### ITEMS
"""

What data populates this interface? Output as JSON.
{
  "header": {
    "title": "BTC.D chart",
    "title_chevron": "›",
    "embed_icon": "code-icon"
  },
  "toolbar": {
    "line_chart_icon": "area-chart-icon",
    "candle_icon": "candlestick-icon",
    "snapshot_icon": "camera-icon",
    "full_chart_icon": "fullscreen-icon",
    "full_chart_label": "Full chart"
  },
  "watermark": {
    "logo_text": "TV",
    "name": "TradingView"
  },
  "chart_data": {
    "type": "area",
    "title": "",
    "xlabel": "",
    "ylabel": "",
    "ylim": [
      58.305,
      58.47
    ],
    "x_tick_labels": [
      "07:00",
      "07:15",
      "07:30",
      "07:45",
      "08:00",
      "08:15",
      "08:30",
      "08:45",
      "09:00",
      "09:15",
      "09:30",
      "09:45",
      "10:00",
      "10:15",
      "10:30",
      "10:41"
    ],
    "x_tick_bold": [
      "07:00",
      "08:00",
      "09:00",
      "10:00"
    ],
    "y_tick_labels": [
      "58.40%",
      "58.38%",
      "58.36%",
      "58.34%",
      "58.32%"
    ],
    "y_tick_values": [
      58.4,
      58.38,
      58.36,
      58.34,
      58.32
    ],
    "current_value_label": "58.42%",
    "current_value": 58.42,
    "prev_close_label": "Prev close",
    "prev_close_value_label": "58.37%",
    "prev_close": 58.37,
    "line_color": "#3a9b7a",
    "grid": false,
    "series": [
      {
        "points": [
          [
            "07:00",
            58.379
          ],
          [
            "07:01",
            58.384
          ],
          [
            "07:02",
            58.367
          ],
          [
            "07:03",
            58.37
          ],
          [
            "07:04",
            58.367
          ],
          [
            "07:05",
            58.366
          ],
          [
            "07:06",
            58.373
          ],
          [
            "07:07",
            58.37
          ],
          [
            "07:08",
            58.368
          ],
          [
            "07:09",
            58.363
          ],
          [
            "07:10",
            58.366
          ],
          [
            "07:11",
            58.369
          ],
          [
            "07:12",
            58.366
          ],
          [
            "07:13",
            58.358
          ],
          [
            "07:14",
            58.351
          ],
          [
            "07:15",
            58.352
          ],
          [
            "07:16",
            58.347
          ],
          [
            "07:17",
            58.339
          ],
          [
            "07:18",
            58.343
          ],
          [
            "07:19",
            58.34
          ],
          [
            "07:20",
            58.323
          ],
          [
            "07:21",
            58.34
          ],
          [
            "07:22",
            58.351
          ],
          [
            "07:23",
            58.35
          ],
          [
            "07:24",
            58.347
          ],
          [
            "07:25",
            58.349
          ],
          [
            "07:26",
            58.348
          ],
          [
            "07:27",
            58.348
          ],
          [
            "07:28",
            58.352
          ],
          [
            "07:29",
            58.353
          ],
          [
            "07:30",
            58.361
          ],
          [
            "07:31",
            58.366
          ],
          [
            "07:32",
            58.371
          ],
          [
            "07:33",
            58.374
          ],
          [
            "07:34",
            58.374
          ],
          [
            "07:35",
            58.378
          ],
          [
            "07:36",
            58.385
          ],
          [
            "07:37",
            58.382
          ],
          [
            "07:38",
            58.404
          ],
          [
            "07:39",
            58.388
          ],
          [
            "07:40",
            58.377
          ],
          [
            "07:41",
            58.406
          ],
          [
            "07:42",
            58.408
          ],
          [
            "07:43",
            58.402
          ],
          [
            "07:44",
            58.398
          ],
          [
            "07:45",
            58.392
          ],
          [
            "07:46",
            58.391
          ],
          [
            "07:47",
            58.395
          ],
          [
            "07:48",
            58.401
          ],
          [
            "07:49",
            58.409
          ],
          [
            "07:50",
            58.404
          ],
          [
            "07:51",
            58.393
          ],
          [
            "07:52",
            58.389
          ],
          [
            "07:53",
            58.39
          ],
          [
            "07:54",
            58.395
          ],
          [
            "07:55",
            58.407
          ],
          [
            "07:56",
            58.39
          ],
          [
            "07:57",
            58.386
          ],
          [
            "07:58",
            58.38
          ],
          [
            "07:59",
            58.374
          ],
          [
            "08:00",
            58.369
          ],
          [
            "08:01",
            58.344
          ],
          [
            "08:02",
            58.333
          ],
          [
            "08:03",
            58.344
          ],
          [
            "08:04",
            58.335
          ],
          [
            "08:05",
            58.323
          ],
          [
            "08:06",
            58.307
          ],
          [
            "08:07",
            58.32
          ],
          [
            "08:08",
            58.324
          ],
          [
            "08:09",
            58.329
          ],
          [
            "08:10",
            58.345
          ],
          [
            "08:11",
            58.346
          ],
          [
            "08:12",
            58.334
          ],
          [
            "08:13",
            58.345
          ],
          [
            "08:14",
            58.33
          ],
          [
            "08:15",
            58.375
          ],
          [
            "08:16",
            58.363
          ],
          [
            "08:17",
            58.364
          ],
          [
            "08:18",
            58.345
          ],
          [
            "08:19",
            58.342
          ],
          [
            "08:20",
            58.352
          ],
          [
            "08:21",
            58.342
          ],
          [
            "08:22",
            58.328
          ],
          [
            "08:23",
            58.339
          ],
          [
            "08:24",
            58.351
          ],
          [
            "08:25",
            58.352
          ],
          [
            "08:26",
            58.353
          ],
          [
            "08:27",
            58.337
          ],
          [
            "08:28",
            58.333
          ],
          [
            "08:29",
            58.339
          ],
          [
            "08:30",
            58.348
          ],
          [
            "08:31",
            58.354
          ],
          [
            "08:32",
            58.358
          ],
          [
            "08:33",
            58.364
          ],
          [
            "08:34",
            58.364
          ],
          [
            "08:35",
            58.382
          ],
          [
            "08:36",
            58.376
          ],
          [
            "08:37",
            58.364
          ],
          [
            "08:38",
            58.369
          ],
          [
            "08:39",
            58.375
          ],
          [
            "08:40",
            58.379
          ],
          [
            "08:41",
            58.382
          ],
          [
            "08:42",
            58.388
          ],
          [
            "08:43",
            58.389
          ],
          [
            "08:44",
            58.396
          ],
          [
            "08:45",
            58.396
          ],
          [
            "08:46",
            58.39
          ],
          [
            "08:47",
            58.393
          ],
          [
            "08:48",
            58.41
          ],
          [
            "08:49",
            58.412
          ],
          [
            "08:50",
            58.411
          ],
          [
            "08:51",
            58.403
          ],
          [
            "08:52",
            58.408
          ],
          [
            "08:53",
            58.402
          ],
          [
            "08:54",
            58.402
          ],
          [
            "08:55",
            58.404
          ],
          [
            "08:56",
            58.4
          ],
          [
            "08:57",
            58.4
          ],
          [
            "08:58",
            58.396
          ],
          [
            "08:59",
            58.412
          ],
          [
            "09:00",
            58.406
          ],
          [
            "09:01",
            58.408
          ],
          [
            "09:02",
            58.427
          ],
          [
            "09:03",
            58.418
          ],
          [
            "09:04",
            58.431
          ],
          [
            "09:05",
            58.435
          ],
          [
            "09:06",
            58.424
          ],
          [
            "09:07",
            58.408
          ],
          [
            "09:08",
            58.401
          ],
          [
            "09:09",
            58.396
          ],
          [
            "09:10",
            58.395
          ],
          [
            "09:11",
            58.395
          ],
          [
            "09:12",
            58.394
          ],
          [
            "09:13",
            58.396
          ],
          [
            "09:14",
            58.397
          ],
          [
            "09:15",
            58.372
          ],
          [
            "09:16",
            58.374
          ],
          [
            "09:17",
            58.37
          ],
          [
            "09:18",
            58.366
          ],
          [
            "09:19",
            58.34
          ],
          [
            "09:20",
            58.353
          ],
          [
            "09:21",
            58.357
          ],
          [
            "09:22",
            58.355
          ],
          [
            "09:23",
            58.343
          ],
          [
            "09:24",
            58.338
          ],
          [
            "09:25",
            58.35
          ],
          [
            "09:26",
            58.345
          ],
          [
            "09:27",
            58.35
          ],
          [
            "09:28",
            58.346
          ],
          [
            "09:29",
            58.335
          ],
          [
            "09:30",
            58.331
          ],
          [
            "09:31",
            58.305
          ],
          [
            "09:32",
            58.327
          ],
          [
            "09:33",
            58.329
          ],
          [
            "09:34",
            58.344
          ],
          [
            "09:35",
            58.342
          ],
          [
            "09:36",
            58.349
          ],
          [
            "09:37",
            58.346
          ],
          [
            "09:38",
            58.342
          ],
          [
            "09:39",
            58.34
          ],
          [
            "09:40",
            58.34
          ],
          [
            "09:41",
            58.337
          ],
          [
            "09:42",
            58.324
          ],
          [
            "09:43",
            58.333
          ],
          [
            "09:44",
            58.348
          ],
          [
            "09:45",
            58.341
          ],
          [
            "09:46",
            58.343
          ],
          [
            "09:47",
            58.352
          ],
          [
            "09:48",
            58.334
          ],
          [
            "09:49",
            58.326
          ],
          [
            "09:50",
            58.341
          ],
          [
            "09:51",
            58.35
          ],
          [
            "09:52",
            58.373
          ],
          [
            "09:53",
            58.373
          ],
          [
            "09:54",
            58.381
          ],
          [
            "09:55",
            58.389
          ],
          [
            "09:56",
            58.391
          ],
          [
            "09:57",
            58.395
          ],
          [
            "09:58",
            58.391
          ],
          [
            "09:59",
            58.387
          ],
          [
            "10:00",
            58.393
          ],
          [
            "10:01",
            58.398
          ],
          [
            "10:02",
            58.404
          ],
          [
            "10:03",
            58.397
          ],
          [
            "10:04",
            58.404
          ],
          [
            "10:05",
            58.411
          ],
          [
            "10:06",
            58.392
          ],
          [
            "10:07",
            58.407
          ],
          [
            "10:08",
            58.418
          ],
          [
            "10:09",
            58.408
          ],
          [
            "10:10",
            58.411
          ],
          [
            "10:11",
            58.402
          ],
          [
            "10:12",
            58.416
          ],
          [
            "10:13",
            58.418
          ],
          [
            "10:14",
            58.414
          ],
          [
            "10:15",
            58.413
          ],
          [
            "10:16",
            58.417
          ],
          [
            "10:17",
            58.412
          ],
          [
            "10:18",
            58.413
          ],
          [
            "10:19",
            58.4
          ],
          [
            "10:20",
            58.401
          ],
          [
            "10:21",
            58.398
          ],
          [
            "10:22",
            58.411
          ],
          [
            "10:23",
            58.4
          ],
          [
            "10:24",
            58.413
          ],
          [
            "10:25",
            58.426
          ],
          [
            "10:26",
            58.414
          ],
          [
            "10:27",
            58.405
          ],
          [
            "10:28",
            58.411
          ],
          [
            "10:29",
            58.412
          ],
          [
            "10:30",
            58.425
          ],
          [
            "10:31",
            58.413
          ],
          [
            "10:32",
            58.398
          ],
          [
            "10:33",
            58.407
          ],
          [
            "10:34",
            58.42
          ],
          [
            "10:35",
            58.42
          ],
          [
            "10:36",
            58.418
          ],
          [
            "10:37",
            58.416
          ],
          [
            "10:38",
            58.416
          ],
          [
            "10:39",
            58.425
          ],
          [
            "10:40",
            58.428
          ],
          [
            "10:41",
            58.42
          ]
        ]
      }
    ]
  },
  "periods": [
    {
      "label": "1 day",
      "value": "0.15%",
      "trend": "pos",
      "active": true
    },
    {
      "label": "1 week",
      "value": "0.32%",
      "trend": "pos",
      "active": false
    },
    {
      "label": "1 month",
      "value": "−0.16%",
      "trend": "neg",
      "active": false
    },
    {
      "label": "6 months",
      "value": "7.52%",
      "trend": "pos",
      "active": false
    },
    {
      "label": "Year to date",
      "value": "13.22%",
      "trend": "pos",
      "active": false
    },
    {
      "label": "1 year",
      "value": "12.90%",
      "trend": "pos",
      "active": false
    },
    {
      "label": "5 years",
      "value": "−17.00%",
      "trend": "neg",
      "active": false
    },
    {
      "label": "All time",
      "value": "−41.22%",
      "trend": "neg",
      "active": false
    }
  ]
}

"""

### WHAT YOU HAVE TO DO
Which lines hold the word "icon"? Return all of them from the records above.

### REPLY TO THE TASK
    "embed_icon": "code-icon"
    "line_chart_icon": "area-chart-icon",
    "candle_icon": "candlestick-icon",
    "snapshot_icon": "camera-icon",
    "full_chart_icon": "fullscreen-icon",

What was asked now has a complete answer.